Aim of the exercise: Below is a set of records. Repeat all of them exactly.

Material provided:
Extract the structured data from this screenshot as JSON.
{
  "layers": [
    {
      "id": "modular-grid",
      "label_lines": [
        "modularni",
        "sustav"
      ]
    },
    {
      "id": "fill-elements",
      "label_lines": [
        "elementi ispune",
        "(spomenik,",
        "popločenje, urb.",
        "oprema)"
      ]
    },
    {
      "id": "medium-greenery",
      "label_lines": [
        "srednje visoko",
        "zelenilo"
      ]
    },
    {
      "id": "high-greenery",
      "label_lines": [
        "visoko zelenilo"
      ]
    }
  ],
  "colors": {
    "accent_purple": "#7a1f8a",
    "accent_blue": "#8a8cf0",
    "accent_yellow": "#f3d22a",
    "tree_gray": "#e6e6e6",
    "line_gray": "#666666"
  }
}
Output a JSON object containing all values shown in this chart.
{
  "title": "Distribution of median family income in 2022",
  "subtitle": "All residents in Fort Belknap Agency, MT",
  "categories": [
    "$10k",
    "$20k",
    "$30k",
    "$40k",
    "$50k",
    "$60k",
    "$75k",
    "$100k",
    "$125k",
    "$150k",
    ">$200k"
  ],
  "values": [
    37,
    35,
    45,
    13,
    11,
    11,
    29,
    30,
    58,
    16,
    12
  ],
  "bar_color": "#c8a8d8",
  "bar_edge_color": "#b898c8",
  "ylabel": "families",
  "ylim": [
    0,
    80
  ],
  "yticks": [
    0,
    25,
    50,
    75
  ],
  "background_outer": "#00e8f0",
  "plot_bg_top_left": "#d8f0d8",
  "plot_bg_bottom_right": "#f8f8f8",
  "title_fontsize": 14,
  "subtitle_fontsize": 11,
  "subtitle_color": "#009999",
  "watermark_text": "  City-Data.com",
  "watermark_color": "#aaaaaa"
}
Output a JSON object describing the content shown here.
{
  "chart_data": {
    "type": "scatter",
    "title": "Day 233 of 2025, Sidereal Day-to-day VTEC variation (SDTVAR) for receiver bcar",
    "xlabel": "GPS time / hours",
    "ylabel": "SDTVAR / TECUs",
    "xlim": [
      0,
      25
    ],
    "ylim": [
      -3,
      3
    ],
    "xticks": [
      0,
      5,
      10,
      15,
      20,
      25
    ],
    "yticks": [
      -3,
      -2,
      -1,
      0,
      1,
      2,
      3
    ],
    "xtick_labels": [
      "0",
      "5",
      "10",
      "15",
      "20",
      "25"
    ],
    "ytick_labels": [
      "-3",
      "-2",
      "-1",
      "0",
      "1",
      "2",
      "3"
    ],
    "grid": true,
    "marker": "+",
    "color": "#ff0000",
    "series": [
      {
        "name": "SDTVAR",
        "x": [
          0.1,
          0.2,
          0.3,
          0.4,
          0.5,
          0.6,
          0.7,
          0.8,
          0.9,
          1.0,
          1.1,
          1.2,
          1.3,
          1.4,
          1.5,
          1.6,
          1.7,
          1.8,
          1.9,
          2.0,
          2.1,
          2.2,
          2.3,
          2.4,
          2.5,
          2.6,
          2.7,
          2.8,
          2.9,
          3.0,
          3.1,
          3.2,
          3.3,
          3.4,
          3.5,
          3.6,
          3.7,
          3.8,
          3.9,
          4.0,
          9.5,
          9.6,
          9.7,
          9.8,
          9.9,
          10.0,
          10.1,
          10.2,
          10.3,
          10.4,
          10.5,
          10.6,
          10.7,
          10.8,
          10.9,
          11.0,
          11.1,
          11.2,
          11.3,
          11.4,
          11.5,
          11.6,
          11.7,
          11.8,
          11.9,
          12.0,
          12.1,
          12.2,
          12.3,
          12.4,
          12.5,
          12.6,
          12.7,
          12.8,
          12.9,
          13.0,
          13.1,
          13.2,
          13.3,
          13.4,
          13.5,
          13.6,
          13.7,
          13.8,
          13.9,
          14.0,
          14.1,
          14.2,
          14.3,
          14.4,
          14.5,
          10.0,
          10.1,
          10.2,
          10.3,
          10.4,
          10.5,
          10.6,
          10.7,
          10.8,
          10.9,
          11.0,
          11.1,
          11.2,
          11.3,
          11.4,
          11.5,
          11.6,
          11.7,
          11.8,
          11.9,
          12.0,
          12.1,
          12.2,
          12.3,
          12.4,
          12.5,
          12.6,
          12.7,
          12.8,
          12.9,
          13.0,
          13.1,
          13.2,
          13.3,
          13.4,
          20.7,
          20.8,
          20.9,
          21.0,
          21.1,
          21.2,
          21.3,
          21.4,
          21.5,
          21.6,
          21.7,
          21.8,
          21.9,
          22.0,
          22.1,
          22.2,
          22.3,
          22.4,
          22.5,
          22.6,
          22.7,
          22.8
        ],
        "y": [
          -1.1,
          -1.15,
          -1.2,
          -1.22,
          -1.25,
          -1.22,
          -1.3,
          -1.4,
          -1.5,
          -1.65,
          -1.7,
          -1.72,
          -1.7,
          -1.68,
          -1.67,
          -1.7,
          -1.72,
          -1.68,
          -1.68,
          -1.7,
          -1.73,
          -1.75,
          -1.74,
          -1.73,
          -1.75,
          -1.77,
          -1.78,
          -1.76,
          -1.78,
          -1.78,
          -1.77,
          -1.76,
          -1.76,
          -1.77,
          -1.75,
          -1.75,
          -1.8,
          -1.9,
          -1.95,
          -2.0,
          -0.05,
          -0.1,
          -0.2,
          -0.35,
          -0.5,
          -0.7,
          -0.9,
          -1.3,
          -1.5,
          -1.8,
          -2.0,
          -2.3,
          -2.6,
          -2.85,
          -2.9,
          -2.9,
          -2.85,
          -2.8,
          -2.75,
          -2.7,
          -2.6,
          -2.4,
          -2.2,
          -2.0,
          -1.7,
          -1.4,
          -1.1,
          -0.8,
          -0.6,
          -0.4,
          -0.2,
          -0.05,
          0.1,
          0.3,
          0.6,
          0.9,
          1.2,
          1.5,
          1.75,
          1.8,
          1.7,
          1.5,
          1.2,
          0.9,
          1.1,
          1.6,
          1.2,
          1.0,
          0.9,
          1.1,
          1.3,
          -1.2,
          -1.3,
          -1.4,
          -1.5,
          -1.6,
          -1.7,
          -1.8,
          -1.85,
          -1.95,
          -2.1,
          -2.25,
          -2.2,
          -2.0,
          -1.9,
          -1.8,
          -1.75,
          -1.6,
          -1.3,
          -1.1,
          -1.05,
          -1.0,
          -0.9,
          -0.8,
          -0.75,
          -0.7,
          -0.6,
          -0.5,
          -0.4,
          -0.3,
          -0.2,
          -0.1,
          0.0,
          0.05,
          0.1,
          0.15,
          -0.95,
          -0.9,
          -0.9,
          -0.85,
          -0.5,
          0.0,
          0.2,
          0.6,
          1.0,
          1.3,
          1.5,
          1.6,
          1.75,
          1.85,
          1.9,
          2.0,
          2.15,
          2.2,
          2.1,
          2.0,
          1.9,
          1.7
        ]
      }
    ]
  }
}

Problem solution:
Extract the structured data from this screenshot as JSON.
{
  "layers": [
    {
      "id": "modular-grid",
      "label_lines": [
        "modularni",
        "sustav"
      ]
    },
    {
      "id": "fill-elements",
      "label_lines": [
        "elementi ispune",
        "(spomenik,",
        "popločenje, urb.",
        "oprema)"
      ]
    },
    {
      "id": "medium-greenery",
      "label_lines": [
        "srednje visoko",
        "zelenilo"
      ]
    },
    {
      "id": "high-greenery",
      "label_lines": [
        "visoko zelenilo"
      ]
    }
  ],
  "colors": {
    "accent_purple": "#7a1f8a",
    "accent_blue": "#8a8cf0",
    "accent_yellow": "#f3d22a",
    "tree_gray": "#e6e6e6",
    "line_gray": "#666666"
  }
}
Output a JSON object containing all values shown in this chart.
{
  "title": "Distribution of median family income in 2022",
  "subtitle": "All residents in Fort Belknap Agency, MT",
  "categories": [
    "$10k",
    "$20k",
    "$30k",
    "$40k",
    "$50k",
    "$60k",
    "$75k",
    "$100k",
    "$125k",
    "$150k",
    ">$200k"
  ],
  "values": [
    37,
    35,
    45,
    13,
    11,
    11,
    29,
    30,
    58,
    16,
    12
  ],
  "bar_color": "#c8a8d8",
  "bar_edge_color": "#b898c8",
  "ylabel": "families",
  "ylim": [
    0,
    80
  ],
  "yticks": [
    0,
    25,
    50,
    75
  ],
  "background_outer": "#00e8f0",
  "plot_bg_top_left": "#d8f0d8",
  "plot_bg_bottom_right": "#f8f8f8",
  "title_fontsize": 14,
  "subtitle_fontsize": 11,
  "subtitle_color": "#009999",
  "watermark_text": "  City-Data.com",
  "watermark_color": "#aaaaaa"
}
Output a JSON object describing the content shown here.
{
  "chart_data": {
    "type": "scatter",
    "title": "Day 233 of 2025, Sidereal Day-to-day VTEC variation (SDTVAR) for receiver bcar",
    "xlabel": "GPS time / hours",
    "ylabel": "SDTVAR / TECUs",
    "xlim": [
      0,
      25
    ],
    "ylim": [
      -3,
      3
    ],
    "xticks": [
      0,
      5,
      10,
      15,
      20,
      25
    ],
    "yticks": [
      -3,
      -2,
      -1,
      0,
      1,
      2,
      3
    ],
    "xtick_labels": [
      "0",
      "5",
      "10",
      "15",
      "20",
      "25"
    ],
    "ytick_labels": [
      "-3",
      "-2",
      "-1",
      "0",
      "1",
      "2",
      "3"
    ],
    "grid": true,
    "marker": "+",
    "color": "#ff0000",
    "series": [
      {
        "name": "SDTVAR",
        "x": [
          0.1,
          0.2,
          0.3,
          0.4,
          0.5,
          0.6,
          0.7,
          0.8,
          0.9,
          1.0,
          1.1,
          1.2,
          1.3,
          1.4,
          1.5,
          1.6,
          1.7,
          1.8,
          1.9,
          2.0,
          2.1,
          2.2,
          2.3,
          2.4,
          2.5,
          2.6,
          2.7,
          2.8,
          2.9,
          3.0,
          3.1,
          3.2,
          3.3,
          3.4,
          3.5,
          3.6,
          3.7,
          3.8,
          3.9,
          4.0,
          9.5,
          9.6,
          9.7,
          9.8,
          9.9,
          10.0,
          10.1,
          10.2,
          10.3,
          10.4,
          10.5,
          10.6,
          10.7,
          10.8,
          10.9,
          11.0,
          11.1,
          11.2,
          11.3,
          11.4,
          11.5,
          11.6,
          11.7,
          11.8,
          11.9,
          12.0,
          12.1,
          12.2,
          12.3,
          12.4,
          12.5,
          12.6,
          12.7,
          12.8,
          12.9,
          13.0,
          13.1,
          13.2,
          13.3,
          13.4,
          13.5,
          13.6,
          13.7,
          13.8,
          13.9,
          14.0,
          14.1,
          14.2,
          14.3,
          14.4,
          14.5,
          10.0,
          10.1,
          10.2,
          10.3,
          10.4,
          10.5,
          10.6,
          10.7,
          10.8,
          10.9,
          11.0,
          11.1,
          11.2,
          11.3,
          11.4,
          11.5,
          11.6,
          11.7,
          11.8,
          11.9,
          12.0,
          12.1,
          12.2,
          12.3,
          12.4,
          12.5,
          12.6,
          12.7,
          12.8,
          12.9,
          13.0,
          13.1,
          13.2,
          13.3,
          13.4,
          20.7,
          20.8,
          20.9,
          21.0,
          21.1,
          21.2,
          21.3,
          21.4,
          21.5,
          21.6,
          21.7,
          21.8,
          21.9,
          22.0,
          22.1,
          22.2,
          22.3,
          22.4,
          22.5,
          22.6,
          22.7,
          22.8
        ],
        "y": [
          -1.1,
          -1.15,
          -1.2,
          -1.22,
          -1.25,
          -1.22,
          -1.3,
          -1.4,
          -1.5,
          -1.65,
          -1.7,
          -1.72,
          -1.7,
          -1.68,
          -1.67,
          -1.7,
          -1.72,
          -1.68,
          -1.68,
          -1.7,
          -1.73,
          -1.75,
          -1.74,
          -1.73,
          -1.75,
          -1.77,
          -1.78,
          -1.76,
          -1.78,
          -1.78,
          -1.77,
          -1.76,
          -1.76,
          -1.77,
          -1.75,
          -1.75,
          -1.8,
          -1.9,
          -1.95,
          -2.0,
          -0.05,
          -0.1,
          -0.2,
          -0.35,
          -0.5,
          -0.7,
          -0.9,
          -1.3,
          -1.5,
          -1.8,
          -2.0,
          -2.3,
          -2.6,
          -2.85,
          -2.9,
          -2.9,
          -2.85,
          -2.8,
          -2.75,
          -2.7,
          -2.6,
          -2.4,
          -2.2,
          -2.0,
          -1.7,
          -1.4,
          -1.1,
          -0.8,
          -0.6,
          -0.4,
          -0.2,
          -0.05,
          0.1,
          0.3,
          0.6,
          0.9,
          1.2,
          1.5,
          1.75,
          1.8,
          1.7,
          1.5,
          1.2,
          0.9,
          1.1,
          1.6,
          1.2,
          1.0,
          0.9,
          1.1,
          1.3,
          -1.2,
          -1.3,
          -1.4,
          -1.5,
          -1.6,
          -1.7,
          -1.8,
          -1.85,
          -1.95,
          -2.1,
          -2.25,
          -2.2,
          -2.0,
          -1.9,
          -1.8,
          -1.75,
          -1.6,
          -1.3,
          -1.1,
          -1.05,
          -1.0,
          -0.9,
          -0.8,
          -0.75,
          -0.7,
          -0.6,
          -0.5,
          -0.4,
          -0.3,
          -0.2,
          -0.1,
          0.0,
          0.05,
          0.1,
          0.15,
          -0.95,
          -0.9,
          -0.9,
          -0.85,
          -0.5,
          0.0,
          0.2,
          0.6,
          1.0,
          1.3,
          1.5,
          1.6,
          1.75,
          1.85,
          1.9,
          2.0,
          2.15,
          2.2,
          2.1,
          2.0,
          1.9,
          1.7
        ]
      }
    ]
  }
}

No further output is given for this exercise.